Please give the listing again, word for word, with nothing left out.
================
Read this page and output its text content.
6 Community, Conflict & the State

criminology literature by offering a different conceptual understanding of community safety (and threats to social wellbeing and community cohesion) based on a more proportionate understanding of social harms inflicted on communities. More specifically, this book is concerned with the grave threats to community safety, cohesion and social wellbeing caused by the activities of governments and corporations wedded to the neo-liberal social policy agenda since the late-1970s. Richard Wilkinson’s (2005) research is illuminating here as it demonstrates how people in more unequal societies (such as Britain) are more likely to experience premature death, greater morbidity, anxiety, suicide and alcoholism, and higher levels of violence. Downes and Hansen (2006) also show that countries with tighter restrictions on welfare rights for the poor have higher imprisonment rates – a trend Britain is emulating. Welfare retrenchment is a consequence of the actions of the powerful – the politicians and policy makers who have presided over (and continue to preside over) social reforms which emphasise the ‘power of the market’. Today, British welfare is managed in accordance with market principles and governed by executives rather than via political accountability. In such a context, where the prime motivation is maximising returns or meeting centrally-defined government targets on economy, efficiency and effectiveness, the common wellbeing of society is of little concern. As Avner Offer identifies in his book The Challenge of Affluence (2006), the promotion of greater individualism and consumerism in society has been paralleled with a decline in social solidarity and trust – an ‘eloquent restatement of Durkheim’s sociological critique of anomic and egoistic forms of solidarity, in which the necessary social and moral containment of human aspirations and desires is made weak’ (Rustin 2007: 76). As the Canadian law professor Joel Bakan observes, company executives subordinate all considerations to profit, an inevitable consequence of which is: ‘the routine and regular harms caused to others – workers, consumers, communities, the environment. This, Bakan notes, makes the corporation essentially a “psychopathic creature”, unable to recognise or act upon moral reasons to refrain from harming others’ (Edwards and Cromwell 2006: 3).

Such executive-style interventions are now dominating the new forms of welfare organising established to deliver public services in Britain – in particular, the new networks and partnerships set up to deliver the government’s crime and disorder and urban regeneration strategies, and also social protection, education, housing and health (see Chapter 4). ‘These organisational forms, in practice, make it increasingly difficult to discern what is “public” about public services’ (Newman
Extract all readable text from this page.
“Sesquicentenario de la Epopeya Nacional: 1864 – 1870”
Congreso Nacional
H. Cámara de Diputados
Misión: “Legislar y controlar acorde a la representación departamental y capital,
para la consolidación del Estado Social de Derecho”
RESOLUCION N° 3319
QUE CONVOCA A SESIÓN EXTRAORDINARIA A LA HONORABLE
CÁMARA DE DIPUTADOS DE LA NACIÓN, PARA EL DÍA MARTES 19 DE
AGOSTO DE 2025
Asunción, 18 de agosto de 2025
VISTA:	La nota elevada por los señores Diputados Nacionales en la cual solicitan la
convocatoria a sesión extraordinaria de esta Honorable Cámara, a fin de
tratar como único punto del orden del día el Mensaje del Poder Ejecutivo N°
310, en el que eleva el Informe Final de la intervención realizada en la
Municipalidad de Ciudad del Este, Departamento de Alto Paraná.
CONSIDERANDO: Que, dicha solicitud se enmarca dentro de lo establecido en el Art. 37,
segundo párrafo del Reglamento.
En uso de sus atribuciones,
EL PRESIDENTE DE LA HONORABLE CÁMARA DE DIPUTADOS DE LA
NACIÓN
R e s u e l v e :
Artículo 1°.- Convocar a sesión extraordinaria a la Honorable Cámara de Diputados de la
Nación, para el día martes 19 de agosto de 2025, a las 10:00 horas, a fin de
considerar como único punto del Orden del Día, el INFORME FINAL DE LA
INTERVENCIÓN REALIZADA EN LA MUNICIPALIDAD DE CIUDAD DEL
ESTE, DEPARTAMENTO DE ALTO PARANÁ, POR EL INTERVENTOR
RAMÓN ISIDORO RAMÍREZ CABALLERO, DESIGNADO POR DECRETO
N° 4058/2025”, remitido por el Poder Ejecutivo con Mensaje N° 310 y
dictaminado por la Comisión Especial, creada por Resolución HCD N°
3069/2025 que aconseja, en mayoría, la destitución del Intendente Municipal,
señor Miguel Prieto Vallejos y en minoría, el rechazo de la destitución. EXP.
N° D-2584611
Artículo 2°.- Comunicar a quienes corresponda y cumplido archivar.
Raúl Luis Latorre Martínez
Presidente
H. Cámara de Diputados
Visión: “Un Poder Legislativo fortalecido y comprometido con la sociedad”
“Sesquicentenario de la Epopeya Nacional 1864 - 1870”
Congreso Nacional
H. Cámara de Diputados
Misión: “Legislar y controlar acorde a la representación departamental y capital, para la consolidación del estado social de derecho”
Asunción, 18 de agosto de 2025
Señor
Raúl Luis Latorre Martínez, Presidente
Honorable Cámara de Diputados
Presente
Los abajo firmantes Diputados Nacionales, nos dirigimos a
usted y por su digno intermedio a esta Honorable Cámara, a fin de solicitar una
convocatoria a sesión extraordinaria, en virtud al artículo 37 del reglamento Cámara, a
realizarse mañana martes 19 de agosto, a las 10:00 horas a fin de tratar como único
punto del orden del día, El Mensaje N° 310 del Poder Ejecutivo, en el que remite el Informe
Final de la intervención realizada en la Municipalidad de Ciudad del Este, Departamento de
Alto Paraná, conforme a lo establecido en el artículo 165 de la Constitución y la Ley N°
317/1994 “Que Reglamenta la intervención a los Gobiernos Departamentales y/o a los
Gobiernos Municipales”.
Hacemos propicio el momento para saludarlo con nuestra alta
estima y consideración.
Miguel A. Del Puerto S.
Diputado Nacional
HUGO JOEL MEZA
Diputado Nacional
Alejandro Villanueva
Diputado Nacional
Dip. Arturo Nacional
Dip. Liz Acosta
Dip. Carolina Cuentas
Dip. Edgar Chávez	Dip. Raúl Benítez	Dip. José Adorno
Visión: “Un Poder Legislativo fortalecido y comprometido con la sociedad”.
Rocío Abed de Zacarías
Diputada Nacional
================
## OUTPUT FOR THIS EXERCISE
Read this page and output its text content.
6 Community, Conflict & the State

criminology literature by offering a different conceptual understanding of community safety (and threats to social wellbeing and community cohesion) based on a more proportionate understanding of social harms inflicted on communities. More specifically, this book is concerned with the grave threats to community safety, cohesion and social wellbeing caused by the activities of governments and corporations wedded to the neo-liberal social policy agenda since the late-1970s. Richard Wilkinson’s (2005) research is illuminating here as it demonstrates how people in more unequal societies (such as Britain) are more likely to experience premature death, greater morbidity, anxiety, suicide and alcoholism, and higher levels of violence. Downes and Hansen (2006) also show that countries with tighter restrictions on welfare rights for the poor have higher imprisonment rates – a trend Britain is emulating. Welfare retrenchment is a consequence of the actions of the powerful – the politicians and policy makers who have presided over (and continue to preside over) social reforms which emphasise the ‘power of the market’. Today, British welfare is managed in accordance with market principles and governed by executives rather than via political accountability. In such a context, where the prime motivation is maximising returns or meeting centrally-defined government targets on economy, efficiency and effectiveness, the common wellbeing of society is of little concern. As Avner Offer identifies in his book The Challenge of Affluence (2006), the promotion of greater individualism and consumerism in society has been paralleled with a decline in social solidarity and trust – an ‘eloquent restatement of Durkheim’s sociological critique of anomic and egoistic forms of solidarity, in which the necessary social and moral containment of human aspirations and desires is made weak’ (Rustin 2007: 76). As the Canadian law professor Joel Bakan observes, company executives subordinate all considerations to profit, an inevitable consequence of which is: ‘the routine and regular harms caused to others – workers, consumers, communities, the environment. This, Bakan notes, makes the corporation essentially a “psychopathic creature”, unable to recognise or act upon moral reasons to refrain from harming others’ (Edwards and Cromwell 2006: 3).

Such executive-style interventions are now dominating the new forms of welfare organising established to deliver public services in Britain – in particular, the new networks and partnerships set up to deliver the government’s crime and disorder and urban regeneration strategies, and also social protection, education, housing and health (see Chapter 4). ‘These organisational forms, in practice, make it increasingly difficult to discern what is “public” about public services’ (Newman
Extract all readable text from this page.
“Sesquicentenario de la Epopeya Nacional: 1864 – 1870”
Congreso Nacional
H. Cámara de Diputados
Misión: “Legislar y controlar acorde a la representación departamental y capital,
para la consolidación del Estado Social de Derecho”
RESOLUCION N° 3319
QUE CONVOCA A SESIÓN EXTRAORDINARIA A LA HONORABLE
CÁMARA DE DIPUTADOS DE LA NACIÓN, PARA EL DÍA MARTES 19 DE
AGOSTO DE 2025
Asunción, 18 de agosto de 2025
VISTA:	La nota elevada por los señores Diputados Nacionales en la cual solicitan la
convocatoria a sesión extraordinaria de esta Honorable Cámara, a fin de
tratar como único punto del orden del día el Mensaje del Poder Ejecutivo N°
310, en el que eleva el Informe Final de la intervención realizada en la
Municipalidad de Ciudad del Este, Departamento de Alto Paraná.
CONSIDERANDO: Que, dicha solicitud se enmarca dentro de lo establecido en el Art. 37,
segundo párrafo del Reglamento.
En uso de sus atribuciones,
EL PRESIDENTE DE LA HONORABLE CÁMARA DE DIPUTADOS DE LA
NACIÓN
R e s u e l v e :
Artículo 1°.- Convocar a sesión extraordinaria a la Honorable Cámara de Diputados de la
Nación, para el día martes 19 de agosto de 2025, a las 10:00 horas, a fin de
considerar como único punto del Orden del Día, el INFORME FINAL DE LA
INTERVENCIÓN REALIZADA EN LA MUNICIPALIDAD DE CIUDAD DEL
ESTE, DEPARTAMENTO DE ALTO PARANÁ, POR EL INTERVENTOR
RAMÓN ISIDORO RAMÍREZ CABALLERO, DESIGNADO POR DECRETO
N° 4058/2025”, remitido por el Poder Ejecutivo con Mensaje N° 310 y
dictaminado por la Comisión Especial, creada por Resolución HCD N°
3069/2025 que aconseja, en mayoría, la destitución del Intendente Municipal,
señor Miguel Prieto Vallejos y en minoría, el rechazo de la destitución. EXP.
N° D-2584611
Artículo 2°.- Comunicar a quienes corresponda y cumplido archivar.
Raúl Luis Latorre Martínez
Presidente
H. Cámara de Diputados
Visión: “Un Poder Legislativo fortalecido y comprometido con la sociedad”
“Sesquicentenario de la Epopeya Nacional 1864 - 1870”
Congreso Nacional
H. Cámara de Diputados
Misión: “Legislar y controlar acorde a la representación departamental y capital, para la consolidación del estado social de derecho”
Asunción, 18 de agosto de 2025
Señor
Raúl Luis Latorre Martínez, Presidente
Honorable Cámara de Diputados
Presente
Los abajo firmantes Diputados Nacionales, nos dirigimos a
usted y por su digno intermedio a esta Honorable Cámara, a fin de solicitar una
convocatoria a sesión extraordinaria, en virtud al artículo 37 del reglamento Cámara, a
realizarse mañana martes 19 de agosto, a las 10:00 horas a fin de tratar como único
punto del orden del día, El Mensaje N° 310 del Poder Ejecutivo, en el que remite el Informe
Final de la intervención realizada en la Municipalidad de Ciudad del Este, Departamento de
Alto Paraná, conforme a lo establecido en el artículo 165 de la Constitución y la Ley N°
317/1994 “Que Reglamenta la intervención a los Gobiernos Departamentales y/o a los
Gobiernos Municipales”.
Hacemos propicio el momento para saludarlo con nuestra alta
estima y consideración.
Miguel A. Del Puerto S.
Diputado Nacional
HUGO JOEL MEZA
Diputado Nacional
Alejandro Villanueva
Diputado Nacional
Dip. Arturo Nacional
Dip. Liz Acosta
Dip. Carolina Cuentas
Dip. Edgar Chávez	Dip. Raúl Benítez	Dip. José Adorno
Visión: “Un Poder Legislativo fortalecido y comprometido con la sociedad”.
Rocío Abed de Zacarías
Diputada Nacional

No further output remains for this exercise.